* Document passage:
※
Relative country performance of connectivity variables. Blue domestic indicator, red international indicator. Red line country score, dashed line average across countries. (Color figure online)

Full size image

We now combine the individual measures of connectivity to obtain aggregate measures.Footnote 4 An overall measure of connectivity is constructed by averaging the scores out of 100 for the nine indicators listed in Box 2 with half weights on each of the two web-based measures.Footnote 5 Scores are calculated for domestic connectivity and international connectivity with equal weights on the components. Table 3 displays the resultant country scores [columns (1), (4) and (7)] and ranks [columns (2), (5) and (8)]. The top ten ranked countries for overall connectivity are, in rank order, Switzerland, Hong Kong SAR, Singapore, Ireland, Sweden, Israel, Denmark, the UK, Austria and the Netherlands. But the aggregate ranking hides important differences between domestic and international ranking. The USA is ranked first for domestic connectivity but 31st for international connectivity. Similarly, Japan is ranked third for domestic connectivity but 38th for international. The corresponding ranks for Korea are sixth and 23rd. Germany and China are also ranked more highly for domestic connectivity than international. The pattern is clear: countries with a large higher education system have a strong web of internal connections, which reduces the perceived need for external links. The top three nations for international connectivity are Ireland, Switzerland and Singapore; all countries ranked in the top eight have populations below ten million. The three countries where the international rank is highest compared with the domestic rank are Bulgaria, Slovakia and Greece.

Table 3 Aggregate connectivity measures based on data in original units (org) and adjusted for level of economic development (adj)
Full size table

Connectivity and economic development

We argued above that connectivity is particularly important for economic development. We now examine how the various types of connectivity vary with levels of development and what countries have high levels of connectivity relative to countries at similar stages of development. As a measure of economic development, we use GDP per capita in 2011 measured in thousands of US dollars at purchasing power parity.
※
* Request:
Answer these questions from the connectivity passage above:
(a) What weight does each of the two web-based measures receive in the overall connectivity measure?
(b) What are the USA's ranks for domestic and for international connectivity?
(c) What measure of economic development is used?

(Item position entries)
※
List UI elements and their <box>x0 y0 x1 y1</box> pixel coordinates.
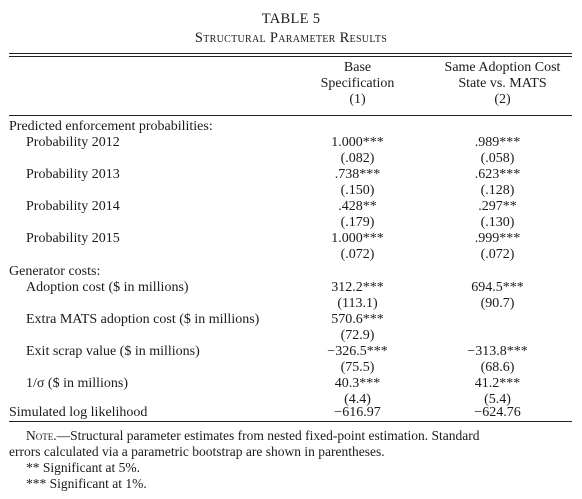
row-se-extra-mats-cost-col1: (72.9) <box>340 328 375 343</box>
row-value-prob-2015-col2: .999*** <box>474 231 521 246</box>
note-text-1: —Structural parameter estimates from nes… <box>56 428 480 443</box>
row-se-inverse-sigma-col1: (4.4) <box>344 392 371 407</box>
column-header-1-line2: Specification <box>320 76 395 91</box>
column-header-1-line1: Base <box>343 60 372 75</box>
column-header-2-number: (2) <box>494 92 511 107</box>
note-significance-1: *** Significant at 1%. <box>26 476 147 491</box>
row-value-exit-scrap-col2: −313.8*** <box>467 344 528 359</box>
row-label-prob-2015: Probability 2015 <box>26 231 120 246</box>
section-heading-generator-costs: Generator costs: <box>9 264 101 279</box>
row-value-adoption-cost-col2: 694.5*** <box>471 280 524 295</box>
table-number: TABLE 5 <box>261 11 321 27</box>
row-label-extra-mats-cost: Extra MATS adoption cost ($ in millions) <box>26 312 260 327</box>
row-se-prob-2015-col2: (.072) <box>480 247 515 262</box>
row-se-prob-2014-col1: (.179) <box>340 215 375 230</box>
row-label-adoption-cost: Adoption cost ($ in millions) <box>26 280 189 295</box>
row-se-exit-scrap-col1: (75.5) <box>340 360 375 375</box>
row-se-adoption-cost-col1: (113.1) <box>337 296 378 311</box>
note-significance-5: ** Significant at 5%. <box>26 460 140 475</box>
row-se-inverse-sigma-col2: (5.4) <box>484 392 511 407</box>
header-rule <box>9 115 572 116</box>
row-se-prob-2012-col1: (.082) <box>340 151 375 166</box>
row-value-prob-2012-col2: .989*** <box>474 135 521 150</box>
row-label-prob-2014: Probability 2014 <box>26 199 120 214</box>
row-value-adoption-cost-col1: 312.2*** <box>331 280 384 295</box>
row-se-prob-2013-col2: (.128) <box>480 183 515 198</box>
column-header-2: Same Adoption Cost State vs. MATS (2) <box>430 60 575 108</box>
note-line-2: errors calculated via a parametric boots… <box>9 444 385 459</box>
row-value-exit-scrap-col1: −326.5*** <box>327 344 388 359</box>
row-value-prob-2013-col2: .623*** <box>474 167 521 182</box>
row-value-prob-2012-col1: 1.000*** <box>331 135 384 150</box>
row-label-inverse-sigma: 1/σ ($ in millions) <box>26 376 129 391</box>
row-value-prob-2014-col2: .297** <box>478 199 517 214</box>
row-se-exit-scrap-col2: (68.6) <box>480 360 515 375</box>
row-se-prob-2015-col1: (.072) <box>340 247 375 262</box>
note-line-1: Note.—Structural parameter estimates fro… <box>9 428 572 444</box>
row-value-inverse-sigma-col1: 40.3*** <box>334 376 381 391</box>
row-label-log-likelihood: Simulated log likelihood <box>9 405 148 420</box>
column-header-2-line1: Same Adoption Cost <box>444 60 561 75</box>
top-rule-double <box>9 56 572 57</box>
bottom-rule <box>9 421 572 422</box>
row-value-extra-mats-cost-col1: 570.6*** <box>331 312 384 327</box>
row-se-prob-2013-col1: (.150) <box>340 183 375 198</box>
note-lead: Note. <box>26 428 57 443</box>
row-label-exit-scrap: Exit scrap value ($ in millions) <box>26 344 200 359</box>
top-rule <box>9 53 572 54</box>
row-se-prob-2012-col2: (.058) <box>480 151 515 166</box>
row-label-prob-2013: Probability 2013 <box>26 167 120 182</box>
row-value-log-likelihood-col2: −624.76 <box>474 405 521 420</box>
column-header-1-number: (1) <box>349 92 366 107</box>
row-value-inverse-sigma-col2: 41.2*** <box>474 376 521 391</box>
row-se-prob-2014-col2: (.130) <box>480 215 515 230</box>
table-note: Note.—Structural parameter estimates fro… <box>9 428 572 492</box>
row-value-prob-2014-col1: .428** <box>338 199 377 214</box>
row-value-prob-2013-col1: .738*** <box>334 167 381 182</box>
row-value-log-likelihood-col1: −616.97 <box>334 405 381 420</box>
column-header-1: Base Specification (1) <box>300 60 415 108</box>
table-caption: Structural Parameter Results <box>194 30 388 46</box>
column-header-2-line2: State vs. MATS <box>458 76 547 91</box>
section-heading-enforcement: Predicted enforcement probabilities: <box>9 119 213 134</box>
row-label-prob-2012: Probability 2012 <box>26 135 120 150</box>
row-value-prob-2015-col1: 1.000*** <box>331 231 384 246</box>
row-se-adoption-cost-col2: (90.7) <box>480 296 515 311</box>
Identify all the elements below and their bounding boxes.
※
* Response for this exercise:
(a) Each of the two web-based measures receives a half weight.
(b) The USA ranks first for domestic connectivity and 31st for international connectivity.
(c) GDP per capita in 2011, measured in thousands of US dollars at purchasing power parity.